* [Written task]: Copy the lines that follow, keeping every character the same.

-- Start Record list --

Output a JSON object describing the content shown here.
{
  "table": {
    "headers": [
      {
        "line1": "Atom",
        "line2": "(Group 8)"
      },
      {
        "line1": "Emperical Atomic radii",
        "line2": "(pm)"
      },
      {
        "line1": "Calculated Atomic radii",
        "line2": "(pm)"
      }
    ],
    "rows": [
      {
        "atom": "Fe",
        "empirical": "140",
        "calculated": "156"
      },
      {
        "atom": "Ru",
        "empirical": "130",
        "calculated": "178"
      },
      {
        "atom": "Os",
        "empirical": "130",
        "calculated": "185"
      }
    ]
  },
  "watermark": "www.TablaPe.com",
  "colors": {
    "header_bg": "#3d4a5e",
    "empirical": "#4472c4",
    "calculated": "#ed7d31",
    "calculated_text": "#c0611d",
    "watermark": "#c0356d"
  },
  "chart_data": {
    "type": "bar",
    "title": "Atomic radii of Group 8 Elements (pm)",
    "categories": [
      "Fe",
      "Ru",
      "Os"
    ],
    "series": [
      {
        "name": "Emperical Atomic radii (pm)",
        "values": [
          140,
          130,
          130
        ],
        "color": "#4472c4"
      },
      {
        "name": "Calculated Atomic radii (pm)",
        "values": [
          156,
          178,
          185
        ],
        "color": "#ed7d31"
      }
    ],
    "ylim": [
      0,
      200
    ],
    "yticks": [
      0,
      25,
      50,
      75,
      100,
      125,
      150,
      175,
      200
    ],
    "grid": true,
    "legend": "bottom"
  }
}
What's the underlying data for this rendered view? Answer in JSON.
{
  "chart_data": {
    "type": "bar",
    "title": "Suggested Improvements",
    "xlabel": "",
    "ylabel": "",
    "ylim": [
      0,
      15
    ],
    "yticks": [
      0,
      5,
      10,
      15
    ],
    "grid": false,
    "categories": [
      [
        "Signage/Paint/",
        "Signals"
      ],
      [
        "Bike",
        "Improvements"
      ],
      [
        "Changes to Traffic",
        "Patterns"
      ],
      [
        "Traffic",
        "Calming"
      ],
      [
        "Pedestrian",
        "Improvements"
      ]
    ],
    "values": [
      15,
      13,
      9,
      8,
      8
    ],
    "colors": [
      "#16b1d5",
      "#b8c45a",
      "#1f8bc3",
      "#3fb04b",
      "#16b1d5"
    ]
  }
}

-- End Record list --

* [Right answer]:
Output a JSON object describing the content shown here.
{
  "table": {
    "headers": [
      {
        "line1": "Atom",
        "line2": "(Group 8)"
      },
      {
        "line1": "Emperical Atomic radii",
        "line2": "(pm)"
      },
      {
        "line1": "Calculated Atomic radii",
        "line2": "(pm)"
      }
    ],
    "rows": [
      {
        "atom": "Fe",
        "empirical": "140",
        "calculated": "156"
      },
      {
        "atom": "Ru",
        "empirical": "130",
        "calculated": "178"
      },
      {
        "atom": "Os",
        "empirical": "130",
        "calculated": "185"
      }
    ]
  },
  "watermark": "www.TablaPe.com",
  "colors": {
    "header_bg": "#3d4a5e",
    "empirical": "#4472c4",
    "calculated": "#ed7d31",
    "calculated_text": "#c0611d",
    "watermark": "#c0356d"
  },
  "chart_data": {
    "type": "bar",
    "title": "Atomic radii of Group 8 Elements (pm)",
    "categories": [
      "Fe",
      "Ru",
      "Os"
    ],
    "series": [
      {
        "name": "Emperical Atomic radii (pm)",
        "values": [
          140,
          130,
          130
        ],
        "color": "#4472c4"
      },
      {
        "name": "Calculated Atomic radii (pm)",
        "values": [
          156,
          178,
          185
        ],
        "color": "#ed7d31"
      }
    ],
    "ylim": [
      0,
      200
    ],
    "yticks": [
      0,
      25,
      50,
      75,
      100,
      125,
      150,
      175,
      200
    ],
    "grid": true,
    "legend": "bottom"
  }
}
What's the underlying data for this rendered view? Answer in JSON.
{
  "chart_data": {
    "type": "bar",
    "title": "Suggested Improvements",
    "xlabel": "",
    "ylabel": "",
    "ylim": [
      0,
      15
    ],
    "yticks": [
      0,
      5,
      10,
      15
    ],
    "grid": false,
    "categories": [
      [
        "Signage/Paint/",
        "Signals"
      ],
      [
        "Bike",
        "Improvements"
      ],
      [
        "Changes to Traffic",
        "Patterns"
      ],
      [
        "Traffic",
        "Calming"
      ],
      [
        "Pedestrian",
        "Improvements"
      ]
    ],
    "values": [
      15,
      13,
      9,
      8,
      8
    ],
    "colors": [
      "#16b1d5",
      "#b8c45a",
      "#1f8bc3",
      "#3fb04b",
      "#16b1d5"
    ]
  }
}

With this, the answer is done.